►

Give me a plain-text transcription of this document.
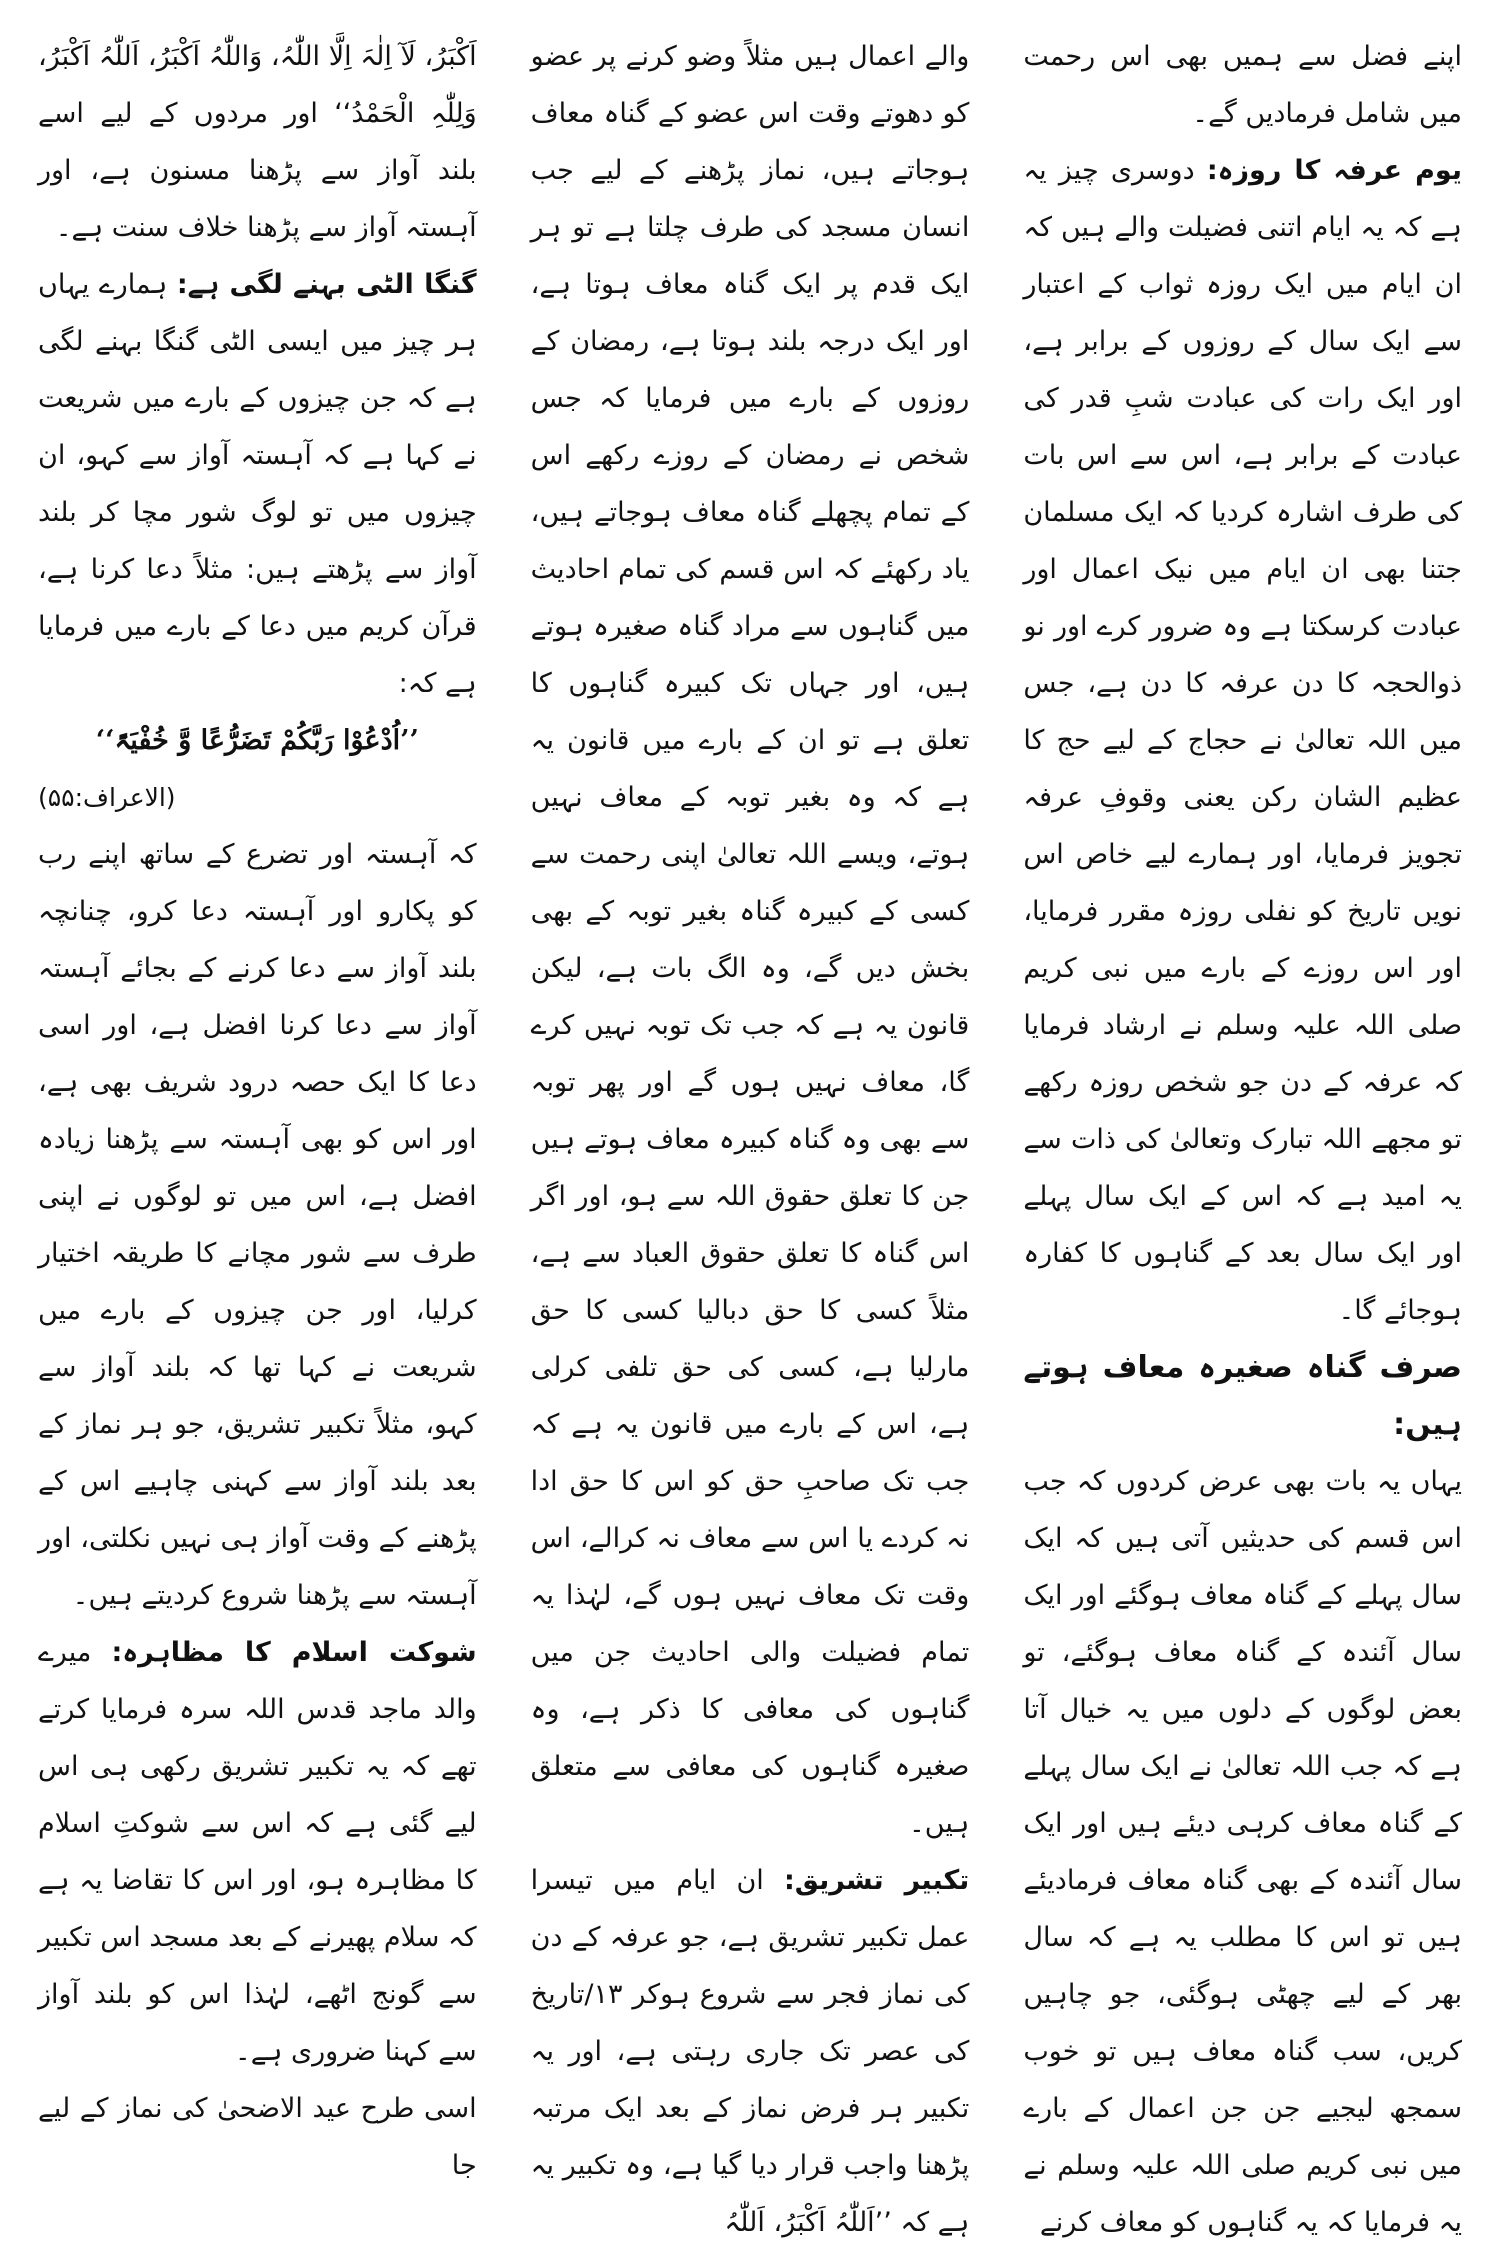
اپنے فضل سے ہمیں بھی اس رحمت میں شامل فرمادیں گے۔

یوم عرفہ کا روزہ: دوسری چیز یہ ہے کہ یہ ایام اتنی فضیلت والے ہیں کہ ان ایام میں ایک روزہ ثواب کے اعتبار سے ایک سال کے روزوں کے برابر ہے، اور ایک رات کی عبادت شبِ قدر کی عبادت کے برابر ہے، اس سے اس بات کی طرف اشارہ کردیا کہ ایک مسلمان جتنا بھی ان ایام میں نیک اعمال اور عبادت کرسکتا ہے وہ ضرور کرے اور نو ذوالحجہ کا دن عرفہ کا دن ہے، جس میں اللہ تعالیٰ نے حجاج کے لیے حج کا عظیم الشان رکن یعنی وقوفِ عرفہ تجویز فرمایا، اور ہمارے لیے خاص اس نویں تاریخ کو نفلی روزہ مقرر فرمایا، اور اس روزے کے بارے میں نبی کریم صلی اللہ علیہ وسلم نے ارشاد فرمایا کہ عرفہ کے دن جو شخص روزہ رکھے تو مجھے اللہ تبارک وتعالیٰ کی ذات سے یہ امید ہے کہ اس کے ایک سال پہلے اور ایک سال بعد کے گناہوں کا کفارہ ہوجائے گا۔

صرف گناہ صغیرہ معاف ہوتے ہیں:

یہاں یہ بات بھی عرض کردوں کہ جب اس قسم کی حدیثیں آتی ہیں کہ ایک سال پہلے کے گناہ معاف ہوگئے اور ایک سال آئندہ کے گناہ معاف ہوگئے، تو بعض لوگوں کے دلوں میں یہ خیال آتا ہے کہ جب اللہ تعالیٰ نے ایک سال پہلے کے گناہ معاف کرہی دیئے ہیں اور ایک سال آئندہ کے بھی گناہ معاف فرمادیئے ہیں تو اس کا مطلب یہ ہے کہ سال بھر کے لیے چھٹی ہوگئی، جو چاہیں کریں، سب گناہ معاف ہیں تو خوب سمجھ لیجیے جن جن اعمال کے بارے میں نبی کریم صلی اللہ علیہ وسلم نے یہ فرمایا کہ یہ گناہوں کو معاف کرنے

والے اعمال ہیں مثلاً وضو کرنے پر عضو کو دھوتے وقت اس عضو کے گناہ معاف ہوجاتے ہیں، نماز پڑھنے کے لیے جب انسان مسجد کی طرف چلتا ہے تو ہر ایک قدم پر ایک گناہ معاف ہوتا ہے، اور ایک درجہ بلند ہوتا ہے، رمضان کے روزوں کے بارے میں فرمایا کہ جس شخص نے رمضان کے روزے رکھے اس کے تمام پچھلے گناہ معاف ہوجاتے ہیں، یاد رکھئے کہ اس قسم کی تمام احادیث میں گناہوں سے مراد گناہ صغیرہ ہوتے ہیں، اور جہاں تک کبیرہ گناہوں کا تعلق ہے تو ان کے بارے میں قانون یہ ہے کہ وہ بغیر توبہ کے معاف نہیں ہوتے، ویسے اللہ تعالیٰ اپنی رحمت سے کسی کے کبیرہ گناہ بغیر توبہ کے بھی بخش دیں گے، وہ الگ بات ہے، لیکن قانون یہ ہے کہ جب تک توبہ نہیں کرے گا، معاف نہیں ہوں گے اور پھر توبہ سے بھی وہ گناہ کبیرہ معاف ہوتے ہیں جن کا تعلق حقوق اللہ سے ہو، اور اگر اس گناہ کا تعلق حقوق العباد سے ہے، مثلاً کسی کا حق دبالیا کسی کا حق مارلیا ہے، کسی کی حق تلفی کرلی ہے، اس کے بارے میں قانون یہ ہے کہ جب تک صاحبِ حق کو اس کا حق ادا نہ کردے یا اس سے معاف نہ کرالے، اس وقت تک معاف نہیں ہوں گے، لہٰذا یہ تمام فضیلت والی احادیث جن میں گناہوں کی معافی کا ذکر ہے، وہ صغیرہ گناہوں کی معافی سے متعلق ہیں۔

تکبیر تشریق: ان ایام میں تیسرا عمل تکبیر تشریق ہے، جو عرفہ کے دن کی نماز فجر سے شروع ہوکر ۱۳/تاریخ کی عصر تک جاری رہتی ہے، اور یہ تکبیر ہر فرض نماز کے بعد ایک مرتبہ پڑھنا واجب قرار دیا گیا ہے، وہ تکبیر یہ ہے کہ ’’اَللّٰہُ اَکْبَرُ، اَللّٰہُ

اَکْبَرُ، لَآ اِلٰہَ اِلَّا اللّٰہُ، وَاللّٰہُ اَکْبَرُ، اَللّٰہُ اَکْبَرُ، وَلِلّٰہِ الْحَمْدُ‘‘ اور مردوں کے لیے اسے بلند آواز سے پڑھنا مسنون ہے، اور آہستہ آواز سے پڑھنا خلاف سنت ہے۔

گنگا الٹی بہنے لگی ہے: ہمارے یہاں ہر چیز میں ایسی الٹی گنگا بہنے لگی ہے کہ جن چیزوں کے بارے میں شریعت نے کہا ہے کہ آہستہ آواز سے کہو، ان چیزوں میں تو لوگ شور مچا کر بلند آواز سے پڑھتے ہیں: مثلاً دعا کرنا ہے، قرآن کریم میں دعا کے بارے میں فرمایا ہے کہ:

’’اُدْعُوْا رَبَّکُمْ تَضَرُّعًا وَّ خُفْیَۃً‘‘
(الاعراف:۵۵)

کہ آہستہ اور تضرع کے ساتھ اپنے رب کو پکارو اور آہستہ دعا کرو، چنانچہ بلند آواز سے دعا کرنے کے بجائے آہستہ آواز سے دعا کرنا افضل ہے، اور اسی دعا کا ایک حصہ درود شریف بھی ہے، اور اس کو بھی آہستہ سے پڑھنا زیادہ افضل ہے، اس میں تو لوگوں نے اپنی طرف سے شور مچانے کا طریقہ اختیار کرلیا، اور جن چیزوں کے بارے میں شریعت نے کہا تھا کہ بلند آواز سے کہو، مثلاً تکبیر تشریق، جو ہر نماز کے بعد بلند آواز سے کہنی چاہیے اس کے پڑھنے کے وقت آواز ہی نہیں نکلتی، اور آہستہ سے پڑھنا شروع کردیتے ہیں۔

شوکت اسلام کا مظاہرہ: میرے والد ماجد قدس اللہ سرہ فرمایا کرتے تھے کہ یہ تکبیر تشریق رکھی ہی اس لیے گئی ہے کہ اس سے شوکتِ اسلام کا مظاہرہ ہو، اور اس کا تقاضا یہ ہے کہ سلام پھیرنے کے بعد مسجد اس تکبیر سے گونج اٹھے، لہٰذا اس کو بلند آواز سے کہنا ضروری ہے۔

اسی طرح عید الاضحیٰ کی نماز کے لیے جا
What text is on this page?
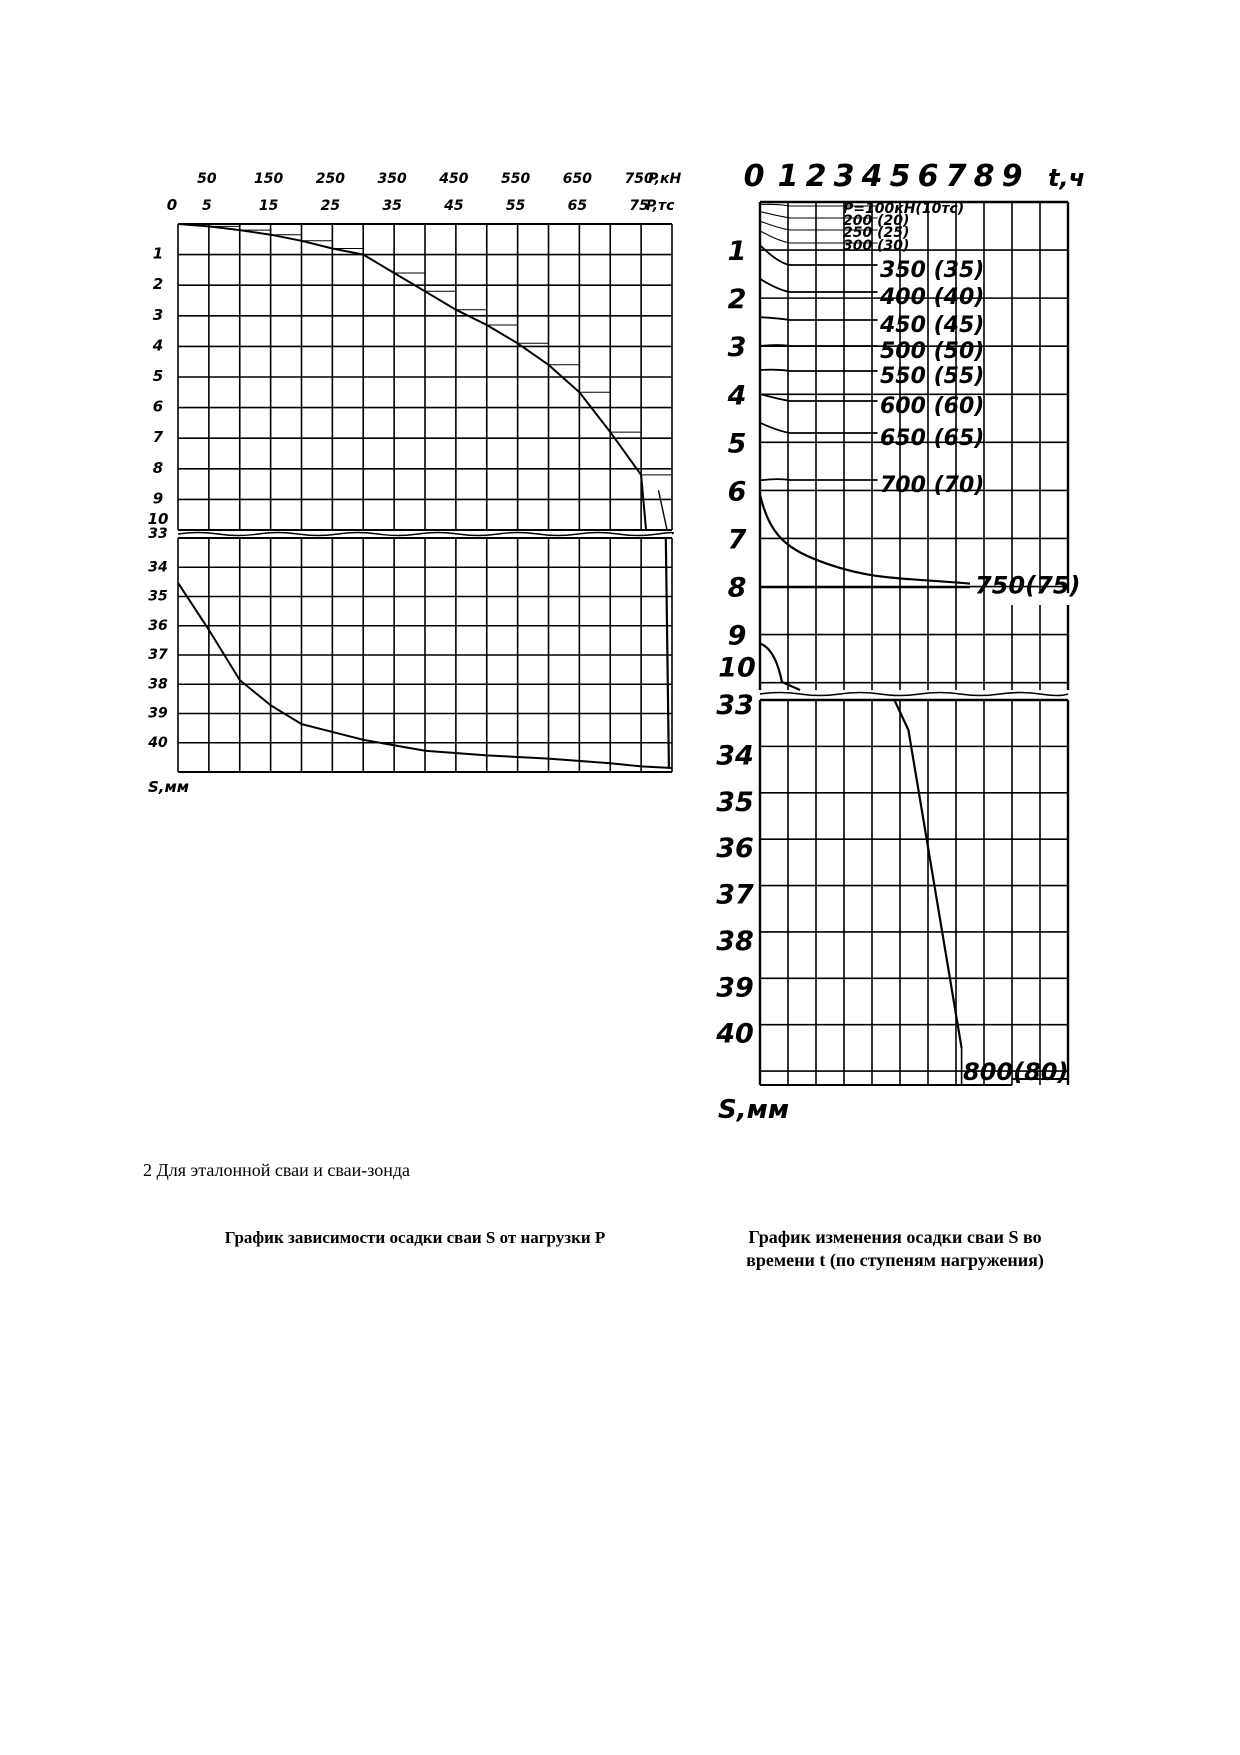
50	150 250 350 450 550 650 750
5	15	25	35	45	55	65	75
0
P,кН
P,тс
1
2
3
4
5
6
7
8
9
10
33
34
35
36
37
38
39
40
S,мм
0 1 2 3 4 5 6 7 8 9 t,ч
1
2
3
4
5
6
7
8
9
10
33
34
35
36
37
38
39
40
S,мм
P=100кН(10тс)
200 (20)
250 (25)
300 (30)
350 (35)
400 (40)
450 (45)
500 (50)
550 (55)
600 (60)
650 (65)
700 (70)
750(75)
800(80)
2 Для эталонной сваи и сваи-зонда
График зависимости осадки сваи S от нагрузки P	График изменения осадки сваи S во времени t (по ступеням нагружения)
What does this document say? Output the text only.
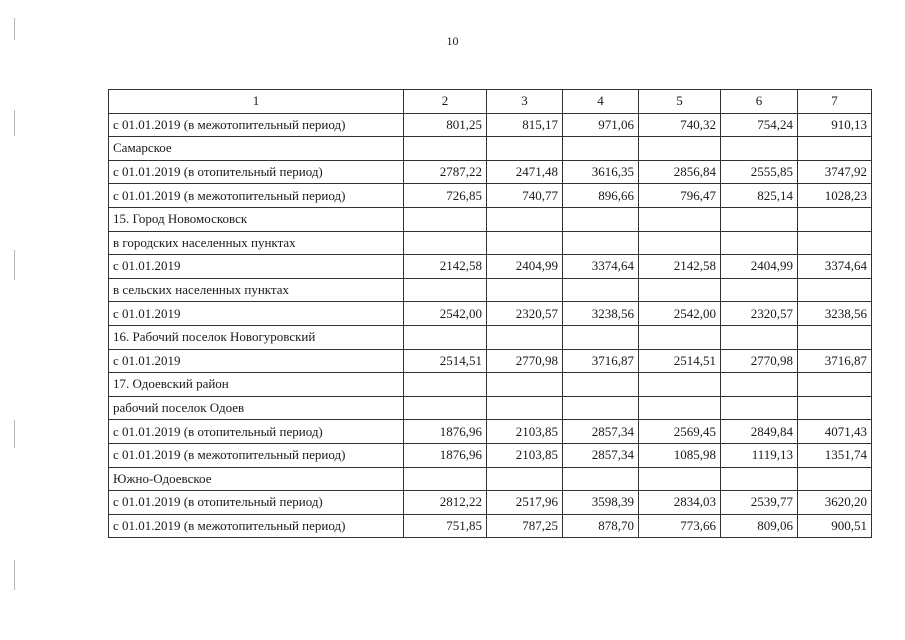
10
1	2	3	4	5	6	7
с 01.01.2019 (в межотопительный период)	801,25	815,17	971,06	740,32	754,24	910,13
Самарское						
с 01.01.2019 (в отопительный период)	2787,22	2471,48	3616,35	2856,84	2555,85	3747,92
с 01.01.2019 (в межотопительный период)	726,85	740,77	896,66	796,47	825,14	1028,23
15. Город Новомосковск						
в городских населенных пунктах						
с 01.01.2019	2142,58	2404,99	3374,64	2142,58	2404,99	3374,64
в сельских населенных пунктах						
с 01.01.2019	2542,00	2320,57	3238,56	2542,00	2320,57	3238,56
16. Рабочий поселок Новогуровский						
с 01.01.2019	2514,51	2770,98	3716,87	2514,51	2770,98	3716,87
17. Одоевский район						
рабочий поселок Одоев						
с 01.01.2019 (в отопительный период)	1876,96	2103,85	2857,34	2569,45	2849,84	4071,43
с 01.01.2019 (в межотопительный период)	1876,96	2103,85	2857,34	1085,98	1119,13	1351,74
Южно-Одоевское						
с 01.01.2019 (в отопительный период)	2812,22	2517,96	3598,39	2834,03	2539,77	3620,20
с 01.01.2019 (в межотопительный период)	751,85	787,25	878,70	773,66	809,06	900,51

◄

*Written request*. List all lines above in which the string "text" appears.

*Response to the exercise*.
Give me a plain-text transcription of this document.
What text is on this page?
What does this document say? Output the text only.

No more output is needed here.